GIVEN TASK:
Please pick up the kernel panic thread after its final line and continue it.

PAGE EXTRACT:
****************************************

Re: Kernel Panic

2018-02-26 Thread Kristof Provost

On 26 Feb 2018, at 17:06, Joe Jones wrote:

Hi Kristof,

we are not updating rules during the test although in production we 
will reload the rule set from time to time. We are constantly adding 
and removing from tables though, using the  DIOCRADDADDRS and 
DIOCRDELADDRS ioctl, also DIOCKILLSTATES is being called a lot. These 
are all in response to RADIUS events. We tried using pfctl shell 
command rather than calling ioctl directly, to check that it wasn't a 
problem with how we are calling the ioctl.



That’s interesting.

The panic leads me to suspect something’s wrong with the 
kt->pfrkt_ipv4->rt, which would explain why we get the unexpected NULL 
result.
My first guess at the cause would be a race condition, where it’s 
being modified (through one of the ioctls you do) while the 
pfr_pool_get() is walking it.


I don’t immediately see where that’d happen though, because both 
DIOCRADDADDRS and DIOCRDELADDRS take the rules lock (and pfr_pool_get() 
takes it too).



It might be interesting to run this with these extra asserts (and be 
sure to enable INVARIANTS).


diff --git a/sys/netpfil/pf/pf_table.c b/sys/netpfil/pf/pf_table.c
index 18342a94073..cad9b4ea89f 100644
--- a/sys/netpfil/pf/pf_table.c
+++ b/sys/netpfil/pf/pf_table.c
	@@ -962,6 +962,8 @@ pfr_unroute_kentry(struct pfr_ktable *kt, struct 
pfr_kentry *ke)

struct radix_node   *rn;
struct radix_head   *head = NULL;

+   PF_RULES_WASSERT();
+
if (ke->pfrke_af == AF_INET)
head = &kt->pfrkt_ip4->rh;
else if (ke->pfrke_af == AF_INET6)
	@@ -1855,6 +1859,8 @@ pfr_destroy_ktable(struct pfr_ktable *kt, int 
flushaddr)

****************************************

(Box annotation data)
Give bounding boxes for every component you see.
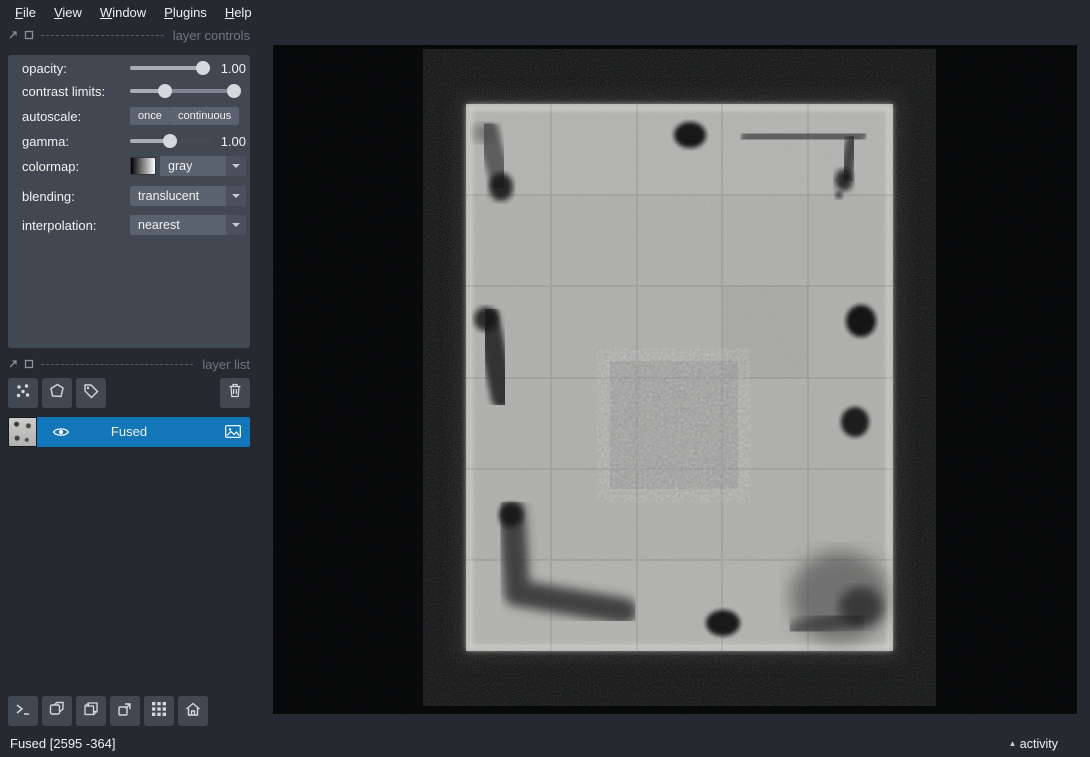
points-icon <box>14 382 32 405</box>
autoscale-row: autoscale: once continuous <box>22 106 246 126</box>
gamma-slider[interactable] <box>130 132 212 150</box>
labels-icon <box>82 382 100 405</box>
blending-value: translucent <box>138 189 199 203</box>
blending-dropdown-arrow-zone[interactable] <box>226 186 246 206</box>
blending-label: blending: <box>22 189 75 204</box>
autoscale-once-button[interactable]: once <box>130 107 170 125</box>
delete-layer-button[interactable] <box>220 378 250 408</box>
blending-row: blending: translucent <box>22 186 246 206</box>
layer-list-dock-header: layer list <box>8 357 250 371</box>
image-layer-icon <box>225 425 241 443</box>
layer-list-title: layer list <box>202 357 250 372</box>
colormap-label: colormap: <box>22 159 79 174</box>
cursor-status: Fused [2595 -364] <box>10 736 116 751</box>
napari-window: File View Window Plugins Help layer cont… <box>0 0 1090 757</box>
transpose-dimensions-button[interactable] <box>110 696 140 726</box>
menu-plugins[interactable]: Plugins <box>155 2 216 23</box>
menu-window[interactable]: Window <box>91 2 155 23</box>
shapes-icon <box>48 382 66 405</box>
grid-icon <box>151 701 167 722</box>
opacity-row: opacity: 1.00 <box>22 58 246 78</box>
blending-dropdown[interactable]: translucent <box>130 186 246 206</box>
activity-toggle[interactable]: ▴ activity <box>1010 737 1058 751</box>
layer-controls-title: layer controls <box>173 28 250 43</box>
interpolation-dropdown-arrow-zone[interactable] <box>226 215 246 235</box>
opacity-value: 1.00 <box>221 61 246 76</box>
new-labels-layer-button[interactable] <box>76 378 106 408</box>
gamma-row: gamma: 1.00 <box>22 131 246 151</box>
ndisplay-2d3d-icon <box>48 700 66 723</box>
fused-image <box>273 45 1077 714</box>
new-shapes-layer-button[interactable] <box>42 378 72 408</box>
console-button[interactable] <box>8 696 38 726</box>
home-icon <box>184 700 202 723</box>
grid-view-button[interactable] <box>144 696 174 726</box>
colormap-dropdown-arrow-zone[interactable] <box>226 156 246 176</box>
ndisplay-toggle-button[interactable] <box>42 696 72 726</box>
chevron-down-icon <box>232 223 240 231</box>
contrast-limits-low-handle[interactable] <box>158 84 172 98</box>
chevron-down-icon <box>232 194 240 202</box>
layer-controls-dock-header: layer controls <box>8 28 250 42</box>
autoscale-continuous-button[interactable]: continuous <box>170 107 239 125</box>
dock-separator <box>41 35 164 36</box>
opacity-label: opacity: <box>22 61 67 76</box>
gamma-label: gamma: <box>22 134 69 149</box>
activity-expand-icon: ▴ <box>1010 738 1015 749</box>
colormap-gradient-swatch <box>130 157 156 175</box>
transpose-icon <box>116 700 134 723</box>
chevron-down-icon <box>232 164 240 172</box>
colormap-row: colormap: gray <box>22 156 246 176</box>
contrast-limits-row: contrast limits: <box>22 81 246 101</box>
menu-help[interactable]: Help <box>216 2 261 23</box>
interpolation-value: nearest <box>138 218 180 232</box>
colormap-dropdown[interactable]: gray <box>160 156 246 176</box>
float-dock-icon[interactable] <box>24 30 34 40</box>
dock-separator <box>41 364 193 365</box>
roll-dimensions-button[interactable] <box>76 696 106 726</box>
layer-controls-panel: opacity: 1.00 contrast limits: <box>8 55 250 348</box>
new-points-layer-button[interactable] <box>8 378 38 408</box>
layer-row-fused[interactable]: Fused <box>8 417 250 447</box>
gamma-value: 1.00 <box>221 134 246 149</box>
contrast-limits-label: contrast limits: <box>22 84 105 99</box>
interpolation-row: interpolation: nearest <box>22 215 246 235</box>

****************************************

EXPECTED ANSWER:
 {
struct pfr_kentryworkq   addrq;

+   PF_RULES_WASSERT();
+
if (flushaddr) {
pfr_enqueue_addrs(kt, &addrq, NULL, 0);
pfr_clean_node_mask(kt, &addrq);

Regards,
Kristof
___
freebsd-pf@freebsd.org mailing list
https://lists.freebsd.org/mailman/listinfo/freebsd-pf
To unsubscribe, send any mail to "freebsd-pf-unsubscr...@freebsd.org"


Re: Kernel Panic

2018-02-26 Thread Joe Jones

Hi Kristof,

we are not updating rules during the test although in production we will 
reload the rule set from time to time. We are constantly adding and 
removing from tables though, using the  DIOCRADDADDRS and DIOCRDELADDRS 
ioctl, also DIOCKILLSTATES is being called a lot. These are all in 
response to RADIUS events. We tried using pfctl shell command rather 
than calling ioctl directly, to check that it wasn't a problem with how 
we are calling the ioctl.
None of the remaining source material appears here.